• EXTRACTED RECORDS

☆ ☆ ☆

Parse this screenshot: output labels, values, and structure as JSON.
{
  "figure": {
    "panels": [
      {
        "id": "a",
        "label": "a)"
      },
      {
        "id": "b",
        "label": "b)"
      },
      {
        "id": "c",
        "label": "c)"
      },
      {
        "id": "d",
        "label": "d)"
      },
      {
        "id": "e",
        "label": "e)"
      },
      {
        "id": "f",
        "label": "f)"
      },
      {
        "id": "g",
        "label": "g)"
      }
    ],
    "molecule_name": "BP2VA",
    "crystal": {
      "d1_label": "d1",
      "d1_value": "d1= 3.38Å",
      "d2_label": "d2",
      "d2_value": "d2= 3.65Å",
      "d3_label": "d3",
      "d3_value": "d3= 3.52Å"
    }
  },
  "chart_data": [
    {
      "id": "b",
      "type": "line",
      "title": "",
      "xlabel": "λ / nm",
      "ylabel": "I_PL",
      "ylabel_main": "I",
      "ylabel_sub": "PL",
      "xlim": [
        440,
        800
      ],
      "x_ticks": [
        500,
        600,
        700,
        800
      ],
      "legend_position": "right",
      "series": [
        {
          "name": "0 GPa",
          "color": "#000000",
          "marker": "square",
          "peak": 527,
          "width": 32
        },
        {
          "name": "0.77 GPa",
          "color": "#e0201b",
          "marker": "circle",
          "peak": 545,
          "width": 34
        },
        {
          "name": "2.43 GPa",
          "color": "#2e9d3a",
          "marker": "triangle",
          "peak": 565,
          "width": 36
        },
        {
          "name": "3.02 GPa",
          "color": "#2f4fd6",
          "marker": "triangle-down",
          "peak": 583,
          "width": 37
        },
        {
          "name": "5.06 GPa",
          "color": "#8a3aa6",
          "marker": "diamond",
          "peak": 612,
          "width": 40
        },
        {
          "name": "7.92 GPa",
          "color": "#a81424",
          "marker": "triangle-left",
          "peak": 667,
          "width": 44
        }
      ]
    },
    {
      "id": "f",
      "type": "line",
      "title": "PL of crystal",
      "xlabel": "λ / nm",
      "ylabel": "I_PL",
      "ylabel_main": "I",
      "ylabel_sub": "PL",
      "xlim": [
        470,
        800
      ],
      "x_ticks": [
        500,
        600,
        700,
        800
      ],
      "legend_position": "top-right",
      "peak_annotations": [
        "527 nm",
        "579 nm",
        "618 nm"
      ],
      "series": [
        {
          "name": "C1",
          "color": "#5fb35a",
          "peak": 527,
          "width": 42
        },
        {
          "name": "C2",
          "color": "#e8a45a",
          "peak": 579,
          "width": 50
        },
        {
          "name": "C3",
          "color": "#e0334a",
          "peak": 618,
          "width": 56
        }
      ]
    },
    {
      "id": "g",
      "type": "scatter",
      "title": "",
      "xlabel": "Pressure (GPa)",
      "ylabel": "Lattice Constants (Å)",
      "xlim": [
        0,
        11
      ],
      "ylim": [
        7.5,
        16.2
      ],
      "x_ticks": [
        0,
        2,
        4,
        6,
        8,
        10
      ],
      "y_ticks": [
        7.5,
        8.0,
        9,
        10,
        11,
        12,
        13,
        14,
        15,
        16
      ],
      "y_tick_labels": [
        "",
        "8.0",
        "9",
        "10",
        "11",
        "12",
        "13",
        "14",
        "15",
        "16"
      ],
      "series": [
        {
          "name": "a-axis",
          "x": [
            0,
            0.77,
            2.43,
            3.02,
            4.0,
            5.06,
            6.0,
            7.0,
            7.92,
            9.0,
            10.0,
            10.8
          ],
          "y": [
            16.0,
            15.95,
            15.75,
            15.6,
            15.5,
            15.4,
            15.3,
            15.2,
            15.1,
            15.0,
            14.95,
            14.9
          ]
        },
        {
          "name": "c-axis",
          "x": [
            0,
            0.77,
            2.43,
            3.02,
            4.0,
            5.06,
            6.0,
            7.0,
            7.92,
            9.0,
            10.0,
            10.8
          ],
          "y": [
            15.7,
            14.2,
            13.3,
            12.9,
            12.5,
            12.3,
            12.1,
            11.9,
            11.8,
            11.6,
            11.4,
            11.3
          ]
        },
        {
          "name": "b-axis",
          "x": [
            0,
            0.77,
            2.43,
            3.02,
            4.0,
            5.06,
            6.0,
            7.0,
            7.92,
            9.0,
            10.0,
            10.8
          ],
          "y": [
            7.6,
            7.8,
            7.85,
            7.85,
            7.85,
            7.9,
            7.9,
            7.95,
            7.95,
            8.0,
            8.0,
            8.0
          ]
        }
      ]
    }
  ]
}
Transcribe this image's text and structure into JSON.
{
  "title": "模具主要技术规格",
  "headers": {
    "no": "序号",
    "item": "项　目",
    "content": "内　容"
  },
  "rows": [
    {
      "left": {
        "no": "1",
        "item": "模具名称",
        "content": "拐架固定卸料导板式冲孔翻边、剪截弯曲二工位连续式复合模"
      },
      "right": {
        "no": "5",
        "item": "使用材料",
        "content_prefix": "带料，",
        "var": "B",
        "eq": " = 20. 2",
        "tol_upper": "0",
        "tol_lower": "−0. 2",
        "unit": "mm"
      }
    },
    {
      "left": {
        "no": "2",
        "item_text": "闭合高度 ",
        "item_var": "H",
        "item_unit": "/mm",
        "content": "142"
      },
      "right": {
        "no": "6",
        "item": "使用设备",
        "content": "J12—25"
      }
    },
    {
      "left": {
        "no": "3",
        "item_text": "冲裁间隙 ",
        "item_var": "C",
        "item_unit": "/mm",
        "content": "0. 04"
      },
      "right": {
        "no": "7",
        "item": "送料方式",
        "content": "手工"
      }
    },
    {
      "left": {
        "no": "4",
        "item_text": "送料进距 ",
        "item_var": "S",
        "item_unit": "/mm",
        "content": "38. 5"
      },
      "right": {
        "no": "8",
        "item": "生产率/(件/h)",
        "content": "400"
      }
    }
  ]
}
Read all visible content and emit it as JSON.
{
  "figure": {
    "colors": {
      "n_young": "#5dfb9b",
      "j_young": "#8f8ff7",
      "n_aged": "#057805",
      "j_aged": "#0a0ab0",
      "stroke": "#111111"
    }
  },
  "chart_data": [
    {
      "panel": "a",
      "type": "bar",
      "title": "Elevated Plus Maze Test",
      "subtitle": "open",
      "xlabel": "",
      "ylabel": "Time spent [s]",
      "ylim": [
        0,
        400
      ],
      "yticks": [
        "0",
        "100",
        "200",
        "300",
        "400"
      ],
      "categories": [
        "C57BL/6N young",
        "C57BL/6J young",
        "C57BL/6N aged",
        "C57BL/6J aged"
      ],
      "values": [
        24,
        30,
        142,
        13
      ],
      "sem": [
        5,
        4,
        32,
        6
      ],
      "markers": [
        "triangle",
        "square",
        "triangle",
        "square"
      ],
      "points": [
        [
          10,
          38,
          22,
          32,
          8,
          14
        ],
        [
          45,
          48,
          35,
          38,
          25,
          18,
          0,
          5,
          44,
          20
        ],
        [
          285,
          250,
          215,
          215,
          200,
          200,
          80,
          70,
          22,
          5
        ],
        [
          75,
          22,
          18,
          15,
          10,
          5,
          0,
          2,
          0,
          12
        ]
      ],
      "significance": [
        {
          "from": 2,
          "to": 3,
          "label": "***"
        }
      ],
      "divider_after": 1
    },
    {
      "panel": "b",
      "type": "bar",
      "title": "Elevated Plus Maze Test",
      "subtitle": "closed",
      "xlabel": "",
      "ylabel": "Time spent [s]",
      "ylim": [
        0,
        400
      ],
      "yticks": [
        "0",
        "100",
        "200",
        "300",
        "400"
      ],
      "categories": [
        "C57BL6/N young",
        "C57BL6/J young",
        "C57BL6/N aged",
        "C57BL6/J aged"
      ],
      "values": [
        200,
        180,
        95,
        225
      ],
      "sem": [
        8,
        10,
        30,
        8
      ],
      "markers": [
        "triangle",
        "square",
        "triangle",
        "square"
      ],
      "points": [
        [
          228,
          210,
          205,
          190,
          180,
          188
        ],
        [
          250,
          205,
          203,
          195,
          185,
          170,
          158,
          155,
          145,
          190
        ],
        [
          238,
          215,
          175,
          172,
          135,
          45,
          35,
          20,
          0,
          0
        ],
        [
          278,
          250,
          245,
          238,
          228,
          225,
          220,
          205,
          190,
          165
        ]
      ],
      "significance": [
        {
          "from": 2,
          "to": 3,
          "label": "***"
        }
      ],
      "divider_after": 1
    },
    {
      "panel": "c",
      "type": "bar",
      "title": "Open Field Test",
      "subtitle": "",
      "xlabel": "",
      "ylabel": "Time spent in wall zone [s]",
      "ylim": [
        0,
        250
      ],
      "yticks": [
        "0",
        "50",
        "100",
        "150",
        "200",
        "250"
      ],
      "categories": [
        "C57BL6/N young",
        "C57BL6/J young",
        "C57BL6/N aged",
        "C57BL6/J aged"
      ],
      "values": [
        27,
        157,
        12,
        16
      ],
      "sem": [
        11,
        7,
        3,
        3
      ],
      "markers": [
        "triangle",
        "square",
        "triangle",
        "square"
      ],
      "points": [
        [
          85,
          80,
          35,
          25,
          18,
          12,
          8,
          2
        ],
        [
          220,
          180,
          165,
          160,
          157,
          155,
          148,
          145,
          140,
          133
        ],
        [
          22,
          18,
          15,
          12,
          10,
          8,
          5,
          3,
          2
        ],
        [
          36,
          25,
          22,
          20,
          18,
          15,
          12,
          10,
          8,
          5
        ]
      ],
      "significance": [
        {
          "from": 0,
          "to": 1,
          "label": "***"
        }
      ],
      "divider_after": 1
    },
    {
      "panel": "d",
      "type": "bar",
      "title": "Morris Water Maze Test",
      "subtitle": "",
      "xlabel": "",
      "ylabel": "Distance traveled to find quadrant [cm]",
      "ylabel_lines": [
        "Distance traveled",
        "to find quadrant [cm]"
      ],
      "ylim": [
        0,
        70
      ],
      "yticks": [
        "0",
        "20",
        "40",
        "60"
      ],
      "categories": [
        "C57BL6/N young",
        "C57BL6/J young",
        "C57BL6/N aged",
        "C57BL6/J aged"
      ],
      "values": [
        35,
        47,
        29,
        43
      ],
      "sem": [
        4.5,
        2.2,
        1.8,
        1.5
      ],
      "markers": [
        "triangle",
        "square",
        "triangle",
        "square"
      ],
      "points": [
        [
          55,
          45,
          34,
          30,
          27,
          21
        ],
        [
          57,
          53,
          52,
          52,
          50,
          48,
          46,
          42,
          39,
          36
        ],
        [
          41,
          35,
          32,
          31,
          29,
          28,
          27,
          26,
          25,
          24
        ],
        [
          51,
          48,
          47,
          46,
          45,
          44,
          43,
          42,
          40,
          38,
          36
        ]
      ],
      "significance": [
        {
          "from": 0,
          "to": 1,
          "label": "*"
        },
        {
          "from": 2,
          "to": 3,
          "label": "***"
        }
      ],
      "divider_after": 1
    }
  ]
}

☆ ☆ ☆

• STATED TASK
Reply with one number only: the count of lines in the entries that contain "JSON".

• RESPONSE TO THIS EXERCISE
3